# [Instructions for the task]
List each line of the data that holds the string "image", please.

-- Start of Information given --

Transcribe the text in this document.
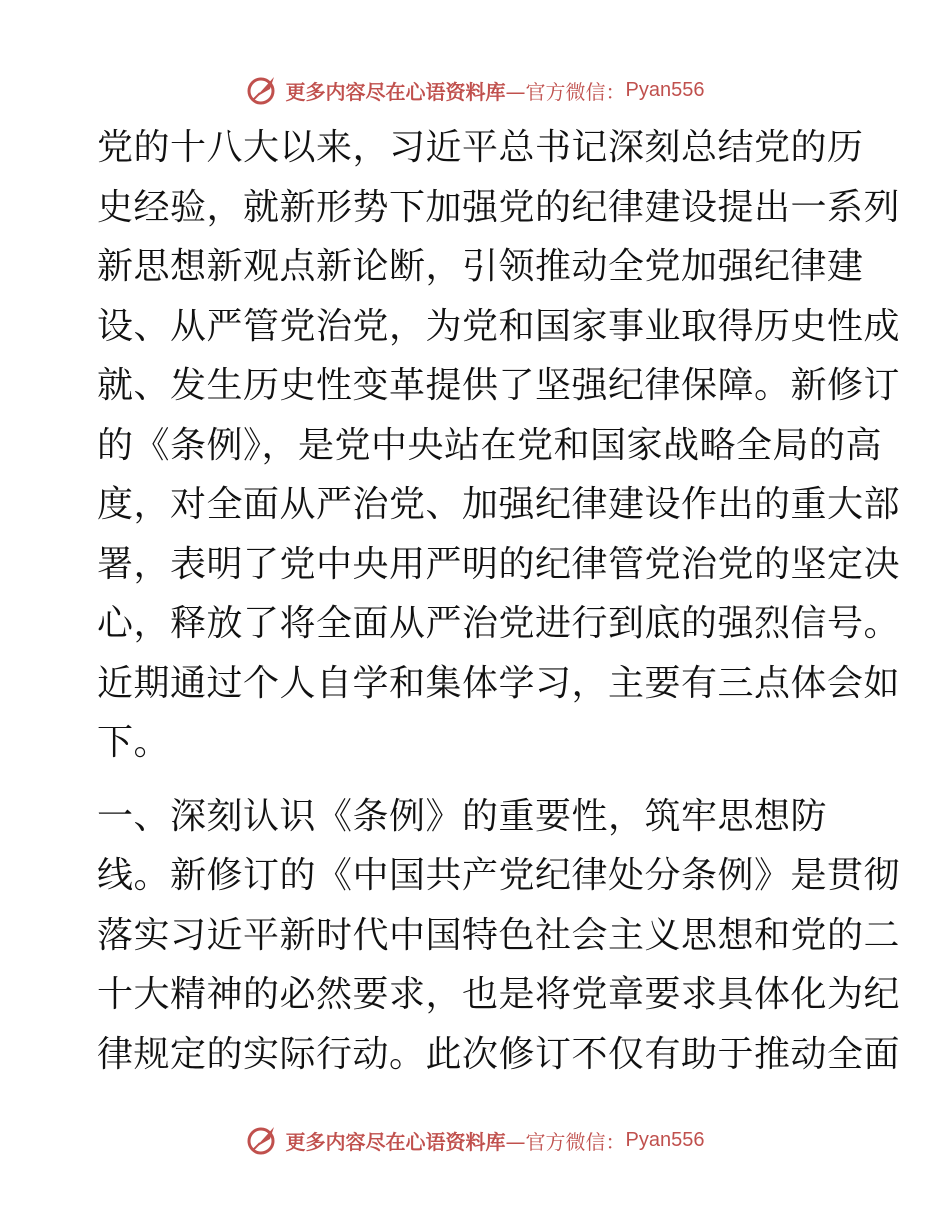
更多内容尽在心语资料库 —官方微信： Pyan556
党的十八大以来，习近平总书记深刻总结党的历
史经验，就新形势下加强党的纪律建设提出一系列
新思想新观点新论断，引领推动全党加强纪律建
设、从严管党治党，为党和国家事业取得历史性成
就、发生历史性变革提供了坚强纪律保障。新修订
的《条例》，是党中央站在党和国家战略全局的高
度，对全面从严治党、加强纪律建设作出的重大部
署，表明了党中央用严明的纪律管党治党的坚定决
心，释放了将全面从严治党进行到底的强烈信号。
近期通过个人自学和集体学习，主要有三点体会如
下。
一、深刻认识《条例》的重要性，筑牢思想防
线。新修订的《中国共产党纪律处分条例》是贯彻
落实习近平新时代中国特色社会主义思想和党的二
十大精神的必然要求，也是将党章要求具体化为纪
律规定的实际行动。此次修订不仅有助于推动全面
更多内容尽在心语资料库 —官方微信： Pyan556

-- End of Information given --
-- Start of Information given --

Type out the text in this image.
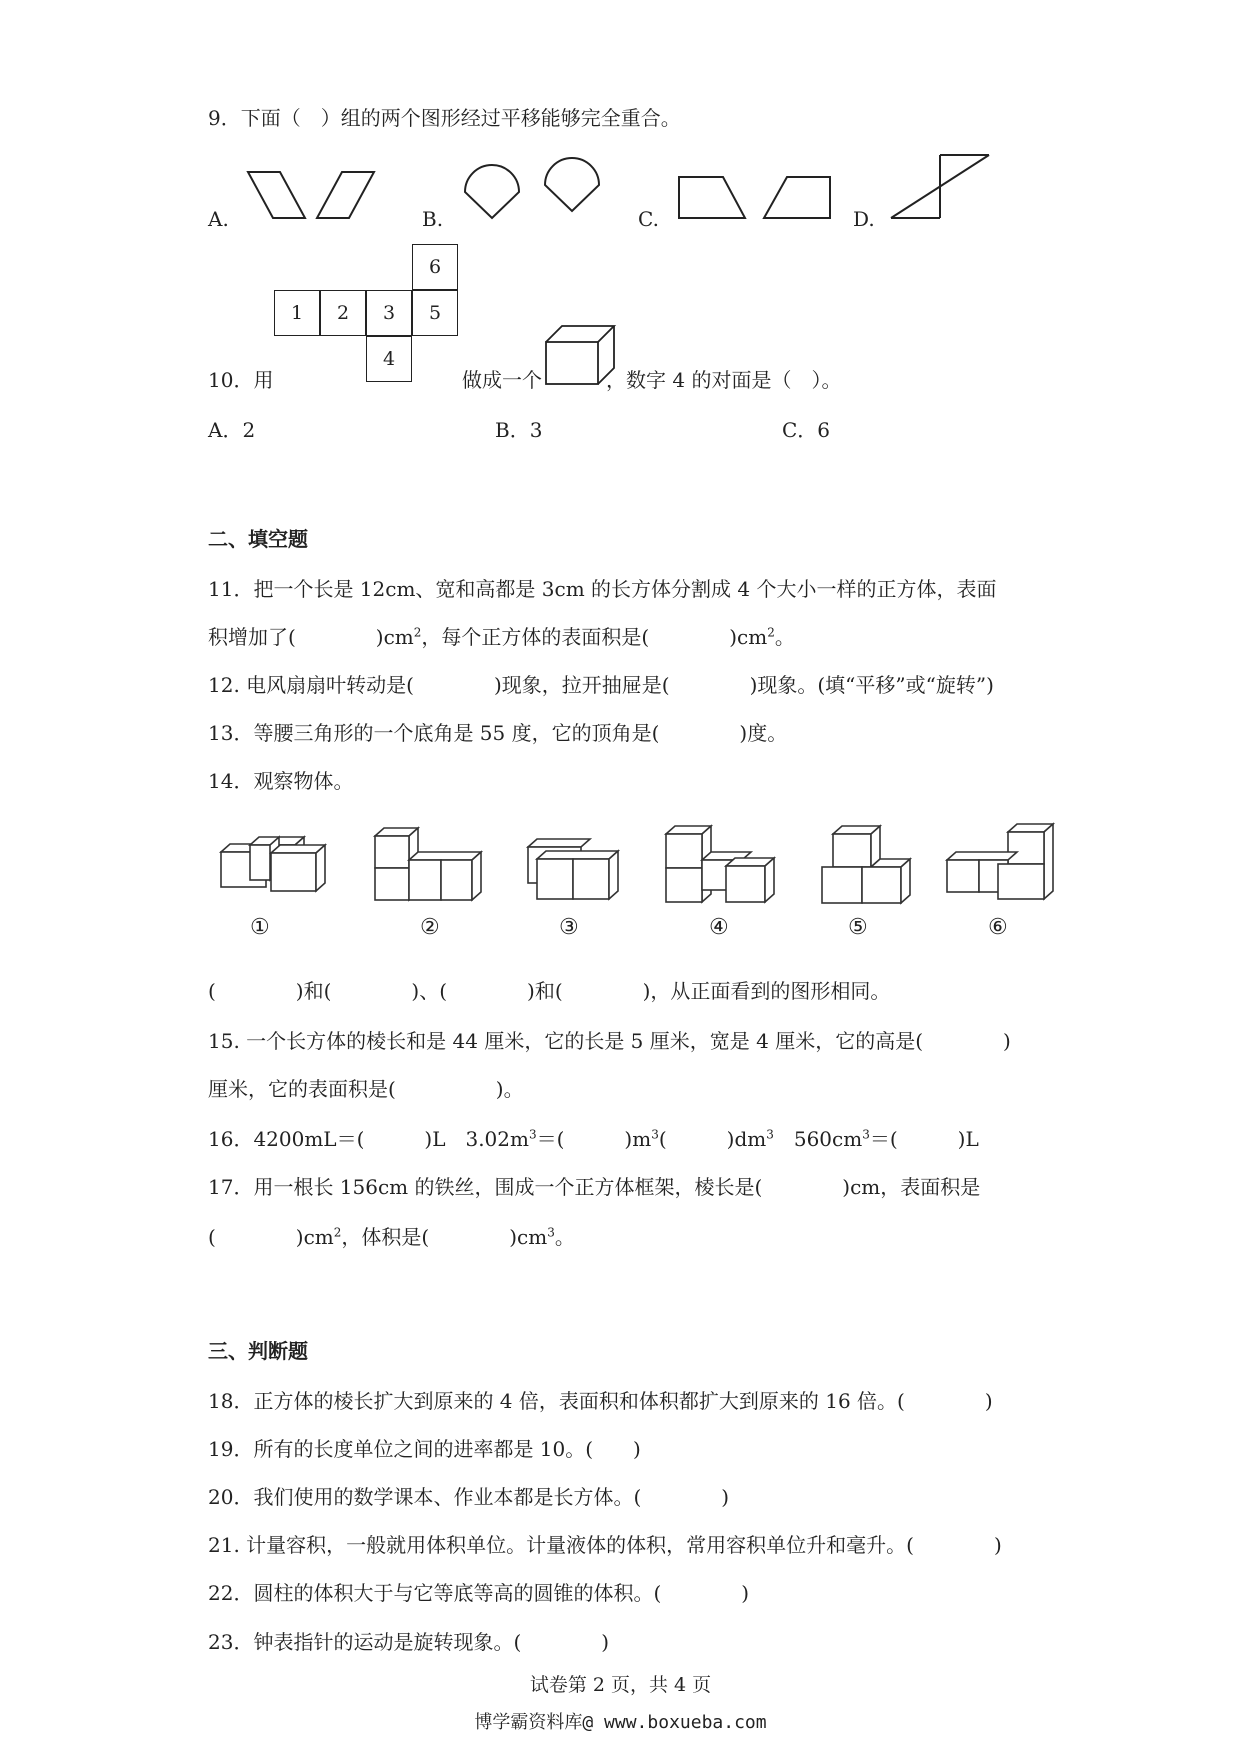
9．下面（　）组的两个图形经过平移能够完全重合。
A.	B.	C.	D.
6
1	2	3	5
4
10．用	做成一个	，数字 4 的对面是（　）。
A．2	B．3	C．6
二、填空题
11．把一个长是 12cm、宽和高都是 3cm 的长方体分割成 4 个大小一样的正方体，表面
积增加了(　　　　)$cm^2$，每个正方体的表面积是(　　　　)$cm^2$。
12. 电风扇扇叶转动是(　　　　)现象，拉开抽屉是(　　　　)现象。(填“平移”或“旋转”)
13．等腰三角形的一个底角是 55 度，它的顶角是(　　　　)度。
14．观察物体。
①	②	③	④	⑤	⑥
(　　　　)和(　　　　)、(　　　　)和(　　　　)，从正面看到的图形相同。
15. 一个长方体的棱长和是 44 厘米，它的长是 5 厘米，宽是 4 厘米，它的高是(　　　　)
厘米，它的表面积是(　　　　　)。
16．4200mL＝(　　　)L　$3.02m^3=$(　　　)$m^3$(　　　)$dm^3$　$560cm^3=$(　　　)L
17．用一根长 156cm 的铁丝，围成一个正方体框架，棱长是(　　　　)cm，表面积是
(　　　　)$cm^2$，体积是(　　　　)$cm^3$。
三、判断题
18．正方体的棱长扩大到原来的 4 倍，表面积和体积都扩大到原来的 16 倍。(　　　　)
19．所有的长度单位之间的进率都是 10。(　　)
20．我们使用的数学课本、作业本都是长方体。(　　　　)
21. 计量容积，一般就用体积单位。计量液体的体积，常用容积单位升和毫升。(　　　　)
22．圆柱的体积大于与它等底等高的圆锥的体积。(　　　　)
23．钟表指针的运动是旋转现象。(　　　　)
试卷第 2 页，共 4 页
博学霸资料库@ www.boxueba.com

-- End of Information given --
-- Start of Information given --

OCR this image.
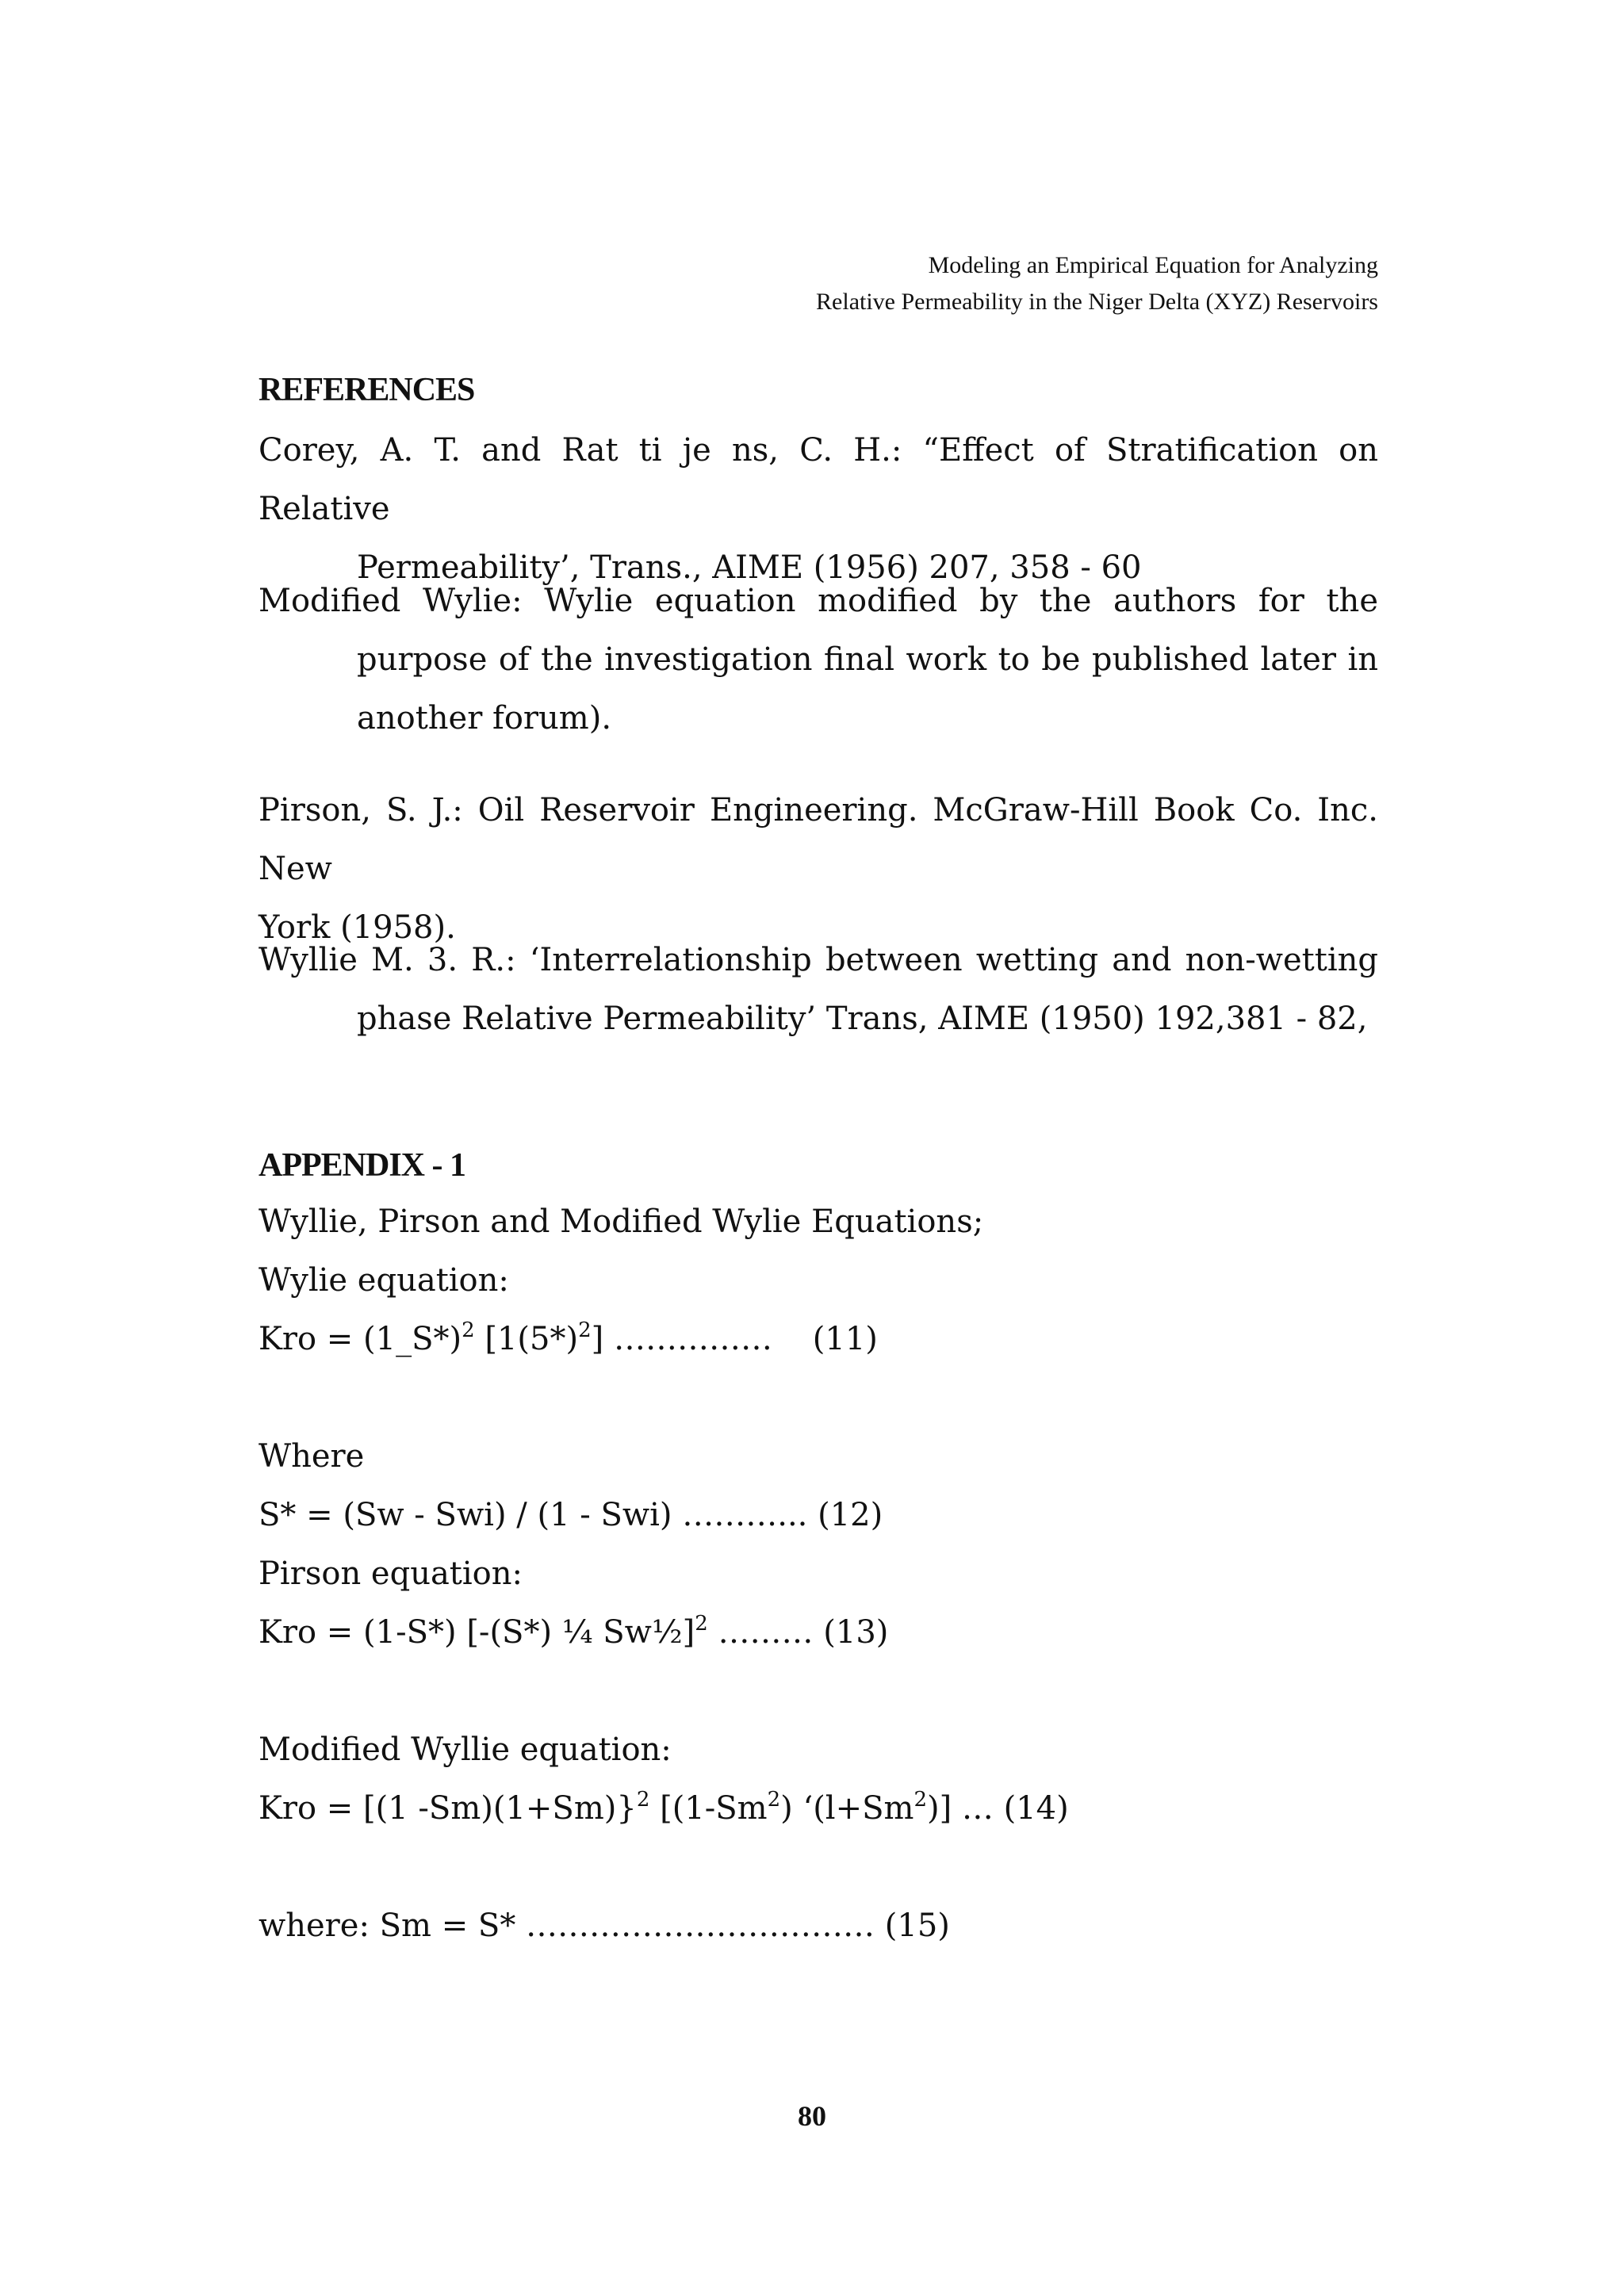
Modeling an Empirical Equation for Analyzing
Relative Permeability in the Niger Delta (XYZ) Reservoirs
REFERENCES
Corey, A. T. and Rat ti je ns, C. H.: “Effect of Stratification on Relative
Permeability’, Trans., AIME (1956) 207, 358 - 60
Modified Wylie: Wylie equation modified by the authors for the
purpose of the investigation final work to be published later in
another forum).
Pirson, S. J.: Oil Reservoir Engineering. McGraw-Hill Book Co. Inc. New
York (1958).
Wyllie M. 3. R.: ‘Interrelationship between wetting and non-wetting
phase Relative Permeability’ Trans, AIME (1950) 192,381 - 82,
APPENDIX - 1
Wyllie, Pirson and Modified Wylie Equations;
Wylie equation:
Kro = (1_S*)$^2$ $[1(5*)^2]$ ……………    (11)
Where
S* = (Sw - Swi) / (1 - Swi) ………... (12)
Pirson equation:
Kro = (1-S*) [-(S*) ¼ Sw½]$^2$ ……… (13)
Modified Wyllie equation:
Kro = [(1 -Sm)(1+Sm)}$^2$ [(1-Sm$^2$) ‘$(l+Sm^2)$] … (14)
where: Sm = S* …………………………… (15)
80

-- End of Information given --

# [Task response]
Type out the text in this image.
OCR this image.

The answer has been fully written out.